▸ Stated task: Please repeat all of the listing exactly.

▸ Part of a data file:
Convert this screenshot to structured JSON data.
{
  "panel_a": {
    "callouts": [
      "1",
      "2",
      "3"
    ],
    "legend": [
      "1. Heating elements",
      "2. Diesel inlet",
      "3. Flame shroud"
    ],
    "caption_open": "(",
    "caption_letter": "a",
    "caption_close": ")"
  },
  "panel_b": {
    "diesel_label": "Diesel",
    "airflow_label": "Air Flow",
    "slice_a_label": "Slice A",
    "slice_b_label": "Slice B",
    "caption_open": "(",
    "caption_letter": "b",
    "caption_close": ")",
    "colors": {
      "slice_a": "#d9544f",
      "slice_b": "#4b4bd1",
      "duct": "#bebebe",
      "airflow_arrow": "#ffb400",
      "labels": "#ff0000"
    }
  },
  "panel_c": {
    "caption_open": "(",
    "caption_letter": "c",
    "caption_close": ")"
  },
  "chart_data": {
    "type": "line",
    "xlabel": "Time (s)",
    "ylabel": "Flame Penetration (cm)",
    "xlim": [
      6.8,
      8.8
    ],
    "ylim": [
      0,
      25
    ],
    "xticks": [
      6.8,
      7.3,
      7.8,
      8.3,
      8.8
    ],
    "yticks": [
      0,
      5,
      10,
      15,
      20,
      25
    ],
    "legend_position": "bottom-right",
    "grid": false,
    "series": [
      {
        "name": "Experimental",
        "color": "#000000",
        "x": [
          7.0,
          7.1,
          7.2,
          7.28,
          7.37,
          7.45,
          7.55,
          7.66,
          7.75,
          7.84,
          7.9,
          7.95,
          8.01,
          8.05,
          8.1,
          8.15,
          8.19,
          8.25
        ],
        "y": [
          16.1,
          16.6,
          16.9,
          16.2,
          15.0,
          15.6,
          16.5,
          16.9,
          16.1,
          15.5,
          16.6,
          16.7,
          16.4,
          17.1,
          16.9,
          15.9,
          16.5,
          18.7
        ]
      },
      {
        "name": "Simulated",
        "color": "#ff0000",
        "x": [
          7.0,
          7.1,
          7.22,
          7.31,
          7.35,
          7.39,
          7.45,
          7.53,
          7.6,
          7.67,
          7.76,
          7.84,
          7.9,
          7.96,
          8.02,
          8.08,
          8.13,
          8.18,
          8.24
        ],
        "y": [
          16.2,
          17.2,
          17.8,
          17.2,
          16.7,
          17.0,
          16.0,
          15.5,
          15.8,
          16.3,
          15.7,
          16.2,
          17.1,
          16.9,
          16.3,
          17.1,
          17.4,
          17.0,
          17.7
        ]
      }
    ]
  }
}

▸ Full output:
Convert this screenshot to structured JSON data.
{
  "panel_a": {
    "callouts": [
      "1",
      "2",
      "3"
    ],
    "legend": [
      "1. Heating elements",
      "2. Diesel inlet",
      "3. Flame shroud"
    ],
    "caption_open": "(",
    "caption_letter": "a",
    "caption_close": ")"
  },
  "panel_b": {
    "diesel_label": "Diesel",
    "airflow_label": "Air Flow",
    "slice_a_label": "Slice A",
    "slice_b_label": "Slice B",
    "caption_open": "(",
    "caption_letter": "b",
    "caption_close": ")",
    "colors": {
      "slice_a": "#d9544f",
      "slice_b": "#4b4bd1",
      "duct": "#bebebe",
      "airflow_arrow": "#ffb400",
      "labels": "#ff0000"
    }
  },
  "panel_c": {
    "caption_open": "(",
    "caption_letter": "c",
    "caption_close": ")"
  },
  "chart_data": {
    "type": "line",
    "xlabel": "Time (s)",
    "ylabel": "Flame Penetration (cm)",
    "xlim": [
      6.8,
      8.8
    ],
    "ylim": [
      0,
      25
    ],
    "xticks": [
      6.8,
      7.3,
      7.8,
      8.3,
      8.8
    ],
    "yticks": [
      0,
      5,
      10,
      15,
      20,
      25
    ],
    "legend_position": "bottom-right",
    "grid": false,
    "series": [
      {
        "name": "Experimental",
        "color": "#000000",
        "x": [
          7.0,
          7.1,
          7.2,
          7.28,
          7.37,
          7.45,
          7.55,
          7.66,
          7.75,
          7.84,
          7.9,
          7.95,
          8.01,
          8.05,
          8.1,
          8.15,
          8.19,
          8.25
        ],
        "y": [
          16.1,
          16.6,
          16.9,
          16.2,
          15.0,
          15.6,
          16.5,
          16.9,
          16.1,
          15.5,
          16.6,
          16.7,
          16.4,
          17.1,
          16.9,
          15.9,
          16.5,
          18.7
        ]
      },
      {
        "name": "Simulated",
        "color": "#ff0000",
        "x": [
          7.0,
          7.1,
          7.22,
          7.31,
          7.35,
          7.39,
          7.45,
          7.53,
          7.6,
          7.67,
          7.76,
          7.84,
          7.9,
          7.96,
          8.02,
          8.08,
          8.13,
          8.18,
          8.24
        ],
        "y": [
          16.2,
          17.2,
          17.8,
          17.2,
          16.7,
          17.0,
          16.0,
          15.5,
          15.8,
          16.3,
          15.7,
          16.2,
          17.1,
          16.9,
          16.3,
          17.1,
          17.4,
          17.0,
          17.7
        ]
      }
    ]
  }
}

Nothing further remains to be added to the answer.